**Work required:**
Each line of the material below with the word "close" is to be reported.

————

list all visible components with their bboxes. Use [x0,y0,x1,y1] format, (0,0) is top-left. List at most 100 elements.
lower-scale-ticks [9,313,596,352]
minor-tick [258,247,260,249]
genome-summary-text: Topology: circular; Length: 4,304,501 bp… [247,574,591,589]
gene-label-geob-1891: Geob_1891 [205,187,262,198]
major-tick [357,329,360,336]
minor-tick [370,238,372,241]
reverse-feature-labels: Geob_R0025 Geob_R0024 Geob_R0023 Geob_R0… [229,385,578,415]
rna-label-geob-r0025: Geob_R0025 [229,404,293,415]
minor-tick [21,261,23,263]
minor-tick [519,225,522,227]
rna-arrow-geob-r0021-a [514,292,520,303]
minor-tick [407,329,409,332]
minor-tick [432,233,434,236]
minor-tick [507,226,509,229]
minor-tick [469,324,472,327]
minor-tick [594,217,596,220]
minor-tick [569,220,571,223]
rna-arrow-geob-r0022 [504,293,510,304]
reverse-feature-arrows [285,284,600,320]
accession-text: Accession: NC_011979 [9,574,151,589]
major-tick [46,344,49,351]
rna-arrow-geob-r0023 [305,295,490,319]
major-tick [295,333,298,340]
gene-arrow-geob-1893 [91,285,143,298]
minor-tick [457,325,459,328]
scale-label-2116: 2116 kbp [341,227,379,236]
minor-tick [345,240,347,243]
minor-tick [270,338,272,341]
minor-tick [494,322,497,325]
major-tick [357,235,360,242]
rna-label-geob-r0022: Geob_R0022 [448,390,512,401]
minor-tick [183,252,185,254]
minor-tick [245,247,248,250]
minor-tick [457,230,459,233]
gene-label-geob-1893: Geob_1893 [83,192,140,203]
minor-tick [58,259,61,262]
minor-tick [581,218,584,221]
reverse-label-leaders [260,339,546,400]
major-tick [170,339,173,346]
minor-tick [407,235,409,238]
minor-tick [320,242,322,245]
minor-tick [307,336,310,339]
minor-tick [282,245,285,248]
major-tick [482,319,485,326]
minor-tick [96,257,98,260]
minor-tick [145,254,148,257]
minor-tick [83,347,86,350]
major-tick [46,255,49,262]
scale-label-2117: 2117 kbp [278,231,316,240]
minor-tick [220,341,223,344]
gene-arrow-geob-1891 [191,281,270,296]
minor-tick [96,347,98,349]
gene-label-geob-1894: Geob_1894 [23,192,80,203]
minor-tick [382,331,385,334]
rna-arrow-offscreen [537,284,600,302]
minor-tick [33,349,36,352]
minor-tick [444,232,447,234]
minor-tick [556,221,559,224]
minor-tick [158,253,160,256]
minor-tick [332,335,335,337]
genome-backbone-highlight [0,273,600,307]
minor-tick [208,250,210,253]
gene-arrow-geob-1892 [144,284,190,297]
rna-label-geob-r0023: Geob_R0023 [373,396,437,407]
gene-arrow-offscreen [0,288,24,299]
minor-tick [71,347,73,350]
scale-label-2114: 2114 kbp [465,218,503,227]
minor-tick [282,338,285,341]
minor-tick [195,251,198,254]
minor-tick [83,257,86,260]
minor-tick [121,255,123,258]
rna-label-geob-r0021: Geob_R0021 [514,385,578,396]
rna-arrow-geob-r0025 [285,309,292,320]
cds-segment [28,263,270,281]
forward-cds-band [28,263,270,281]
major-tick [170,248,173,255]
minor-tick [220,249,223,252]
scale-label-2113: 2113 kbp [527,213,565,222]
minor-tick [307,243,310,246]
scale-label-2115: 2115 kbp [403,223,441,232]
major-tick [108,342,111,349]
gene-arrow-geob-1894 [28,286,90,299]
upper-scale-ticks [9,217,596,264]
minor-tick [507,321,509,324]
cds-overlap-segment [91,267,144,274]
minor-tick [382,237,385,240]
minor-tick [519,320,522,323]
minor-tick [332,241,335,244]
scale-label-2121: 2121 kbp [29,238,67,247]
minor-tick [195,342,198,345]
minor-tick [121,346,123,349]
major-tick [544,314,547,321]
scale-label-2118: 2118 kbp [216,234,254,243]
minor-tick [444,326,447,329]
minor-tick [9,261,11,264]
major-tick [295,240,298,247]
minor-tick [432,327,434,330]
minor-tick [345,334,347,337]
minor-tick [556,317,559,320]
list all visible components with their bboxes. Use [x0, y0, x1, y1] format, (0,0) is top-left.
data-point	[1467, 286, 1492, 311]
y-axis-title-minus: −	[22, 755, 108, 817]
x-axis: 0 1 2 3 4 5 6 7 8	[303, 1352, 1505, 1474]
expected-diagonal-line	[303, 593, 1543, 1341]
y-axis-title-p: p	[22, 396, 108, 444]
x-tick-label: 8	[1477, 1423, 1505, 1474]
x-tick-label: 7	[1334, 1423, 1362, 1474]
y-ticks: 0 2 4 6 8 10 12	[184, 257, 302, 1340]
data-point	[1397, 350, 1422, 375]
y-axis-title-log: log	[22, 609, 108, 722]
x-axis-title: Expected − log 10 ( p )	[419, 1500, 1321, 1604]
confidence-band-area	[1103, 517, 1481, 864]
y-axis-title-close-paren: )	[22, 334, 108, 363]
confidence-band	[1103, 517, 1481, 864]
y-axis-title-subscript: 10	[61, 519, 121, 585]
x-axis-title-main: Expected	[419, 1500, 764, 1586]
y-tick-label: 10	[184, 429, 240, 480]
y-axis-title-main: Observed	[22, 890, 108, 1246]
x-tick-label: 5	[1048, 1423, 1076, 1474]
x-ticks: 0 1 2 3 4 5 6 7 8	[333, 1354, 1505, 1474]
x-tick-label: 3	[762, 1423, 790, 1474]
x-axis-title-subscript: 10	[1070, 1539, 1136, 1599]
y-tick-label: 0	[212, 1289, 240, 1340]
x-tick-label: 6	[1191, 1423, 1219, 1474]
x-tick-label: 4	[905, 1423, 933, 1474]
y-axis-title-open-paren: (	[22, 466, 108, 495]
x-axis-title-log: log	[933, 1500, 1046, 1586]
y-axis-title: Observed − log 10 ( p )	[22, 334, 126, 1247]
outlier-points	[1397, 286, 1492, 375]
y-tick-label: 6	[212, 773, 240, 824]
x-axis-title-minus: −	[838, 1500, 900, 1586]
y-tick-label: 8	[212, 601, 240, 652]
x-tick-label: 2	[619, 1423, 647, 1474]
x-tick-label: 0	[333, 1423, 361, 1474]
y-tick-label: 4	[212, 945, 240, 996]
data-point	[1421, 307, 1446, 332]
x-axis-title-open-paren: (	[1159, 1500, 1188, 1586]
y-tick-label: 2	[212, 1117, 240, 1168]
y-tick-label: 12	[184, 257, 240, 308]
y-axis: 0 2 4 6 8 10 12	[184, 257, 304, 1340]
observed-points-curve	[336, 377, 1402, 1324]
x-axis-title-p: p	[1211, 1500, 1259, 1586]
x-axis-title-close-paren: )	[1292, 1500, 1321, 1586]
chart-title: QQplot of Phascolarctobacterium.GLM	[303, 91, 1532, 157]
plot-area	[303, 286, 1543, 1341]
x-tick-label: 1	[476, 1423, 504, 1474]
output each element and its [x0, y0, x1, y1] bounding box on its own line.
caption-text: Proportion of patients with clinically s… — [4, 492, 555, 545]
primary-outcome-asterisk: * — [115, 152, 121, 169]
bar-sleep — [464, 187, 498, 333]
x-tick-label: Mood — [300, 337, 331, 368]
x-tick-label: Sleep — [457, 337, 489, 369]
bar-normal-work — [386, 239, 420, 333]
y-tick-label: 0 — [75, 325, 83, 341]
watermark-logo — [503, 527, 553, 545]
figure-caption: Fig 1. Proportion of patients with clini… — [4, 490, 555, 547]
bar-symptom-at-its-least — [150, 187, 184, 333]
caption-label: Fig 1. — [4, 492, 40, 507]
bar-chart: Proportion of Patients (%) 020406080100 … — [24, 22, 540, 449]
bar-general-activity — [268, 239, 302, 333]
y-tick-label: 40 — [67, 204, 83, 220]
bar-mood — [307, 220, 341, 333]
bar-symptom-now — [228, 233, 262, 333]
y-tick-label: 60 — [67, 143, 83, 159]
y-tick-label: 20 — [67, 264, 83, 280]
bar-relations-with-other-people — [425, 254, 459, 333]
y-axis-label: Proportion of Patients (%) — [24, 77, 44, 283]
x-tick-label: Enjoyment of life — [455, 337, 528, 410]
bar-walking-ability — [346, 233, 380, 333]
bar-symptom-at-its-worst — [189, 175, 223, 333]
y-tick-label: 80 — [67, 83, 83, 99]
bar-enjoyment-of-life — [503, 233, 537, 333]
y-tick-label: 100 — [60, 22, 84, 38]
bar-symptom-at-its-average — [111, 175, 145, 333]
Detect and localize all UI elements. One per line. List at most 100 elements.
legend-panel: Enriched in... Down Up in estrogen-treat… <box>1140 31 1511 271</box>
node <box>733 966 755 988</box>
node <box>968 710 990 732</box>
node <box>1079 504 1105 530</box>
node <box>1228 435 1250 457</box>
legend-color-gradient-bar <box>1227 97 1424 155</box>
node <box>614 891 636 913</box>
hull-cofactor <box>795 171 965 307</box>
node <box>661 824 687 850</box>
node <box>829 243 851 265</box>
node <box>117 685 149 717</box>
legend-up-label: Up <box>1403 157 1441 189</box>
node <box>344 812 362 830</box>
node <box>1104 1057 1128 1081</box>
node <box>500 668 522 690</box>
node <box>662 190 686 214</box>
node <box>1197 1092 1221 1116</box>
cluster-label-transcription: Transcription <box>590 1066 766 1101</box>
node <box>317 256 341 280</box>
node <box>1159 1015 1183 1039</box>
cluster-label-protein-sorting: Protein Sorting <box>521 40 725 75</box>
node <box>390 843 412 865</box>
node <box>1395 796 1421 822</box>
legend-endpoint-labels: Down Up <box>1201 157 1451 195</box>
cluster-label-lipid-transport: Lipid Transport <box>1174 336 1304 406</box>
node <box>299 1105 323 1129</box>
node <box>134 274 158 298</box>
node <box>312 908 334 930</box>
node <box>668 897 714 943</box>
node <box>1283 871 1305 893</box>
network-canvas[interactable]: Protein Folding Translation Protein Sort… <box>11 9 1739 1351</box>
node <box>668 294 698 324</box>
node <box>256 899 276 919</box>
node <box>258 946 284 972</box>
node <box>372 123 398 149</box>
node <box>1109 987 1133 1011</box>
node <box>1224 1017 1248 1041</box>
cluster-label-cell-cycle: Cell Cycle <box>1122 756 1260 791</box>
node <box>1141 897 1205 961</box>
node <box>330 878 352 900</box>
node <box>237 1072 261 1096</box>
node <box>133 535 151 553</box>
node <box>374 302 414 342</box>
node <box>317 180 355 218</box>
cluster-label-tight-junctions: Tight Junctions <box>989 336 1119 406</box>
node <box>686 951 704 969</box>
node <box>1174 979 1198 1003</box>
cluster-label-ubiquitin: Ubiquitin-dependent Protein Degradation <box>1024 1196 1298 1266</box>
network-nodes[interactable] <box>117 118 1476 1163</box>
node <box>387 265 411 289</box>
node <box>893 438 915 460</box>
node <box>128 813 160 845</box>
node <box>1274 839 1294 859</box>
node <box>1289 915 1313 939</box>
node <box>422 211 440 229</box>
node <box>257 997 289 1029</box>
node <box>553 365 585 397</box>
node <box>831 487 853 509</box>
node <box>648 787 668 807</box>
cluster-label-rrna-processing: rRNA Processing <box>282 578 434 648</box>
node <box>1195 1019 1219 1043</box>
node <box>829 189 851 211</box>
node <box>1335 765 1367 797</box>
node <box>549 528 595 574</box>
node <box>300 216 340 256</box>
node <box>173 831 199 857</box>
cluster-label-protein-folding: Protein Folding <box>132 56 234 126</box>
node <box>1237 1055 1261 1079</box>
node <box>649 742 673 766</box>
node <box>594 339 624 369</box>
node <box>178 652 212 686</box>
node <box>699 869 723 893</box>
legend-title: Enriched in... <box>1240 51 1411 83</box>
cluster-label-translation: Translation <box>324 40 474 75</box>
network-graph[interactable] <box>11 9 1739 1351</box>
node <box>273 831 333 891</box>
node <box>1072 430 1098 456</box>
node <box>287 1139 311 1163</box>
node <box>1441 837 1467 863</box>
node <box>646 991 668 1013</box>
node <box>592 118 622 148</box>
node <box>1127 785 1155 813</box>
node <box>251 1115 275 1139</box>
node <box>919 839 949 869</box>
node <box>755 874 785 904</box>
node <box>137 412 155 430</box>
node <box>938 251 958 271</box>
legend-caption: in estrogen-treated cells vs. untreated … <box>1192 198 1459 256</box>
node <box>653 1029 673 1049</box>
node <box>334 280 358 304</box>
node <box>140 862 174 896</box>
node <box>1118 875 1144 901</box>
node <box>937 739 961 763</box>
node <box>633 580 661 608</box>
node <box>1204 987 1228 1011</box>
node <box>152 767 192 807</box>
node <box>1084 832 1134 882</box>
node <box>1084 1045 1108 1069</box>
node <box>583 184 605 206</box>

————

**Answer space:**
y-axis-title-close-paren: )	[22, 334, 108, 363]
x-axis-title-close-paren: )	[1292, 1500, 1321, 1586]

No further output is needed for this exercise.